▶ **DO THIS**: Repeat each line of the material below exactly as it appears, minus any pictures.

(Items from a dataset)
== == ==

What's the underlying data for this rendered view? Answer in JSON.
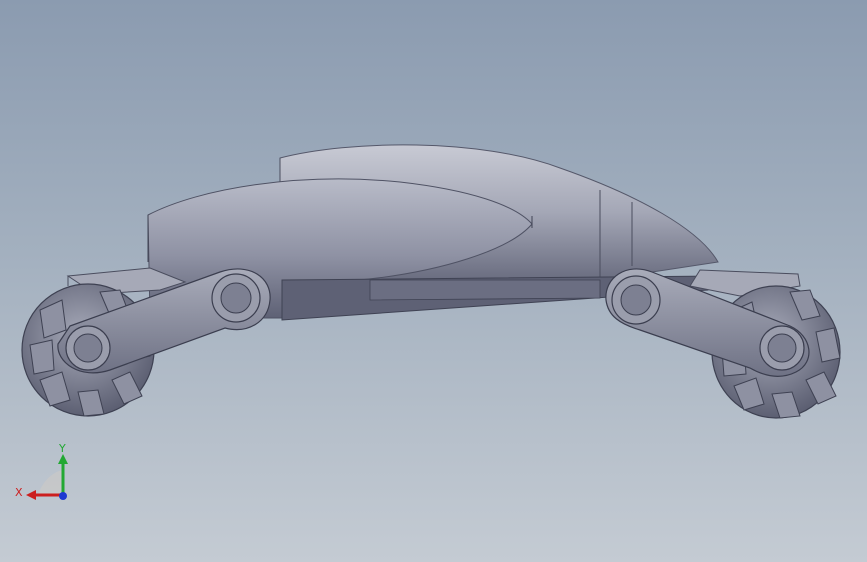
{
  "viewport": {
    "background_top": "#8b9bb0",
    "background_bottom": "#c4cbd3"
  },
  "model": {
    "body_color": "#8a8d9f",
    "wheel_color": "#7d8092"
  },
  "triad": {
    "x_label": "X",
    "y_label": "Y",
    "x_color": "#cc1f1f",
    "y_color": "#22a833",
    "z_color": "#1f3ad1"
  }
}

== == ==

▶ **RESULT**:
What's the underlying data for this rendered view? Answer in JSON.
{
  "viewport": {
    "background_top": "#8b9bb0",
    "background_bottom": "#c4cbd3"
  },
  "model": {
    "body_color": "#8a8d9f",
    "wheel_color": "#7d8092"
  },
  "triad": {
    "x_label": "X",
    "y_label": "Y",
    "x_color": "#cc1f1f",
    "y_color": "#22a833",
    "z_color": "#1f3ad1"
  }
}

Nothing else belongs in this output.